**The records:**
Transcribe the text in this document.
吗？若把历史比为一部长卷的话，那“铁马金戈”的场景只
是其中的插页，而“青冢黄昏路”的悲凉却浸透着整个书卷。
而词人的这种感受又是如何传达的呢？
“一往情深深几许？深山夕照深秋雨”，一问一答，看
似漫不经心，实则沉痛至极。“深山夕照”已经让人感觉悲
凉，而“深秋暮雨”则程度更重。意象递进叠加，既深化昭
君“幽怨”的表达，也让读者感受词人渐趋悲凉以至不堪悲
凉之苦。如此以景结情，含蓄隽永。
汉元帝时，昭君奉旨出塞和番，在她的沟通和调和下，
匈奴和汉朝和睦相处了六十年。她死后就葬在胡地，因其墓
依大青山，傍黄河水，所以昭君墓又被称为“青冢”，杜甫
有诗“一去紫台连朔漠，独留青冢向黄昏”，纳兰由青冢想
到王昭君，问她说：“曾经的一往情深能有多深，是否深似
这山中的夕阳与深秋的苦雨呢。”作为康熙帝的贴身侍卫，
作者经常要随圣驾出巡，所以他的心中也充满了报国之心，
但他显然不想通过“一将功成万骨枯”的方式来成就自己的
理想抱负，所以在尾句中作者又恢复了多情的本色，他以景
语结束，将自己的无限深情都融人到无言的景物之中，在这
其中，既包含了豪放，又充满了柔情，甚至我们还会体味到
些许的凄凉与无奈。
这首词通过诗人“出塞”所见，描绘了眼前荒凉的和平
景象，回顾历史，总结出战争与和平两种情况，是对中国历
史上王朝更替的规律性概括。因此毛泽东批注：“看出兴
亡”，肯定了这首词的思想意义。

**Given problem:**
Retype all of the data shown above, word for word.

**Full solution:**
Transcribe the text in this document.
吗？若把历史比为一部长卷的话，那“铁马金戈”的场景只
是其中的插页，而“青冢黄昏路”的悲凉却浸透着整个书卷。
而词人的这种感受又是如何传达的呢？
“一往情深深几许？深山夕照深秋雨”，一问一答，看
似漫不经心，实则沉痛至极。“深山夕照”已经让人感觉悲
凉，而“深秋暮雨”则程度更重。意象递进叠加，既深化昭
君“幽怨”的表达，也让读者感受词人渐趋悲凉以至不堪悲
凉之苦。如此以景结情，含蓄隽永。
汉元帝时，昭君奉旨出塞和番，在她的沟通和调和下，
匈奴和汉朝和睦相处了六十年。她死后就葬在胡地，因其墓
依大青山，傍黄河水，所以昭君墓又被称为“青冢”，杜甫
有诗“一去紫台连朔漠，独留青冢向黄昏”，纳兰由青冢想
到王昭君，问她说：“曾经的一往情深能有多深，是否深似
这山中的夕阳与深秋的苦雨呢。”作为康熙帝的贴身侍卫，
作者经常要随圣驾出巡，所以他的心中也充满了报国之心，
但他显然不想通过“一将功成万骨枯”的方式来成就自己的
理想抱负，所以在尾句中作者又恢复了多情的本色，他以景
语结束，将自己的无限深情都融人到无言的景物之中，在这
其中，既包含了豪放，又充满了柔情，甚至我们还会体味到
些许的凄凉与无奈。
这首词通过诗人“出塞”所见，描绘了眼前荒凉的和平
景象，回顾历史，总结出战争与和平两种情况，是对中国历
史上王朝更替的规律性概括。因此毛泽东批注：“看出兴
亡”，肯定了这首词的思想意义。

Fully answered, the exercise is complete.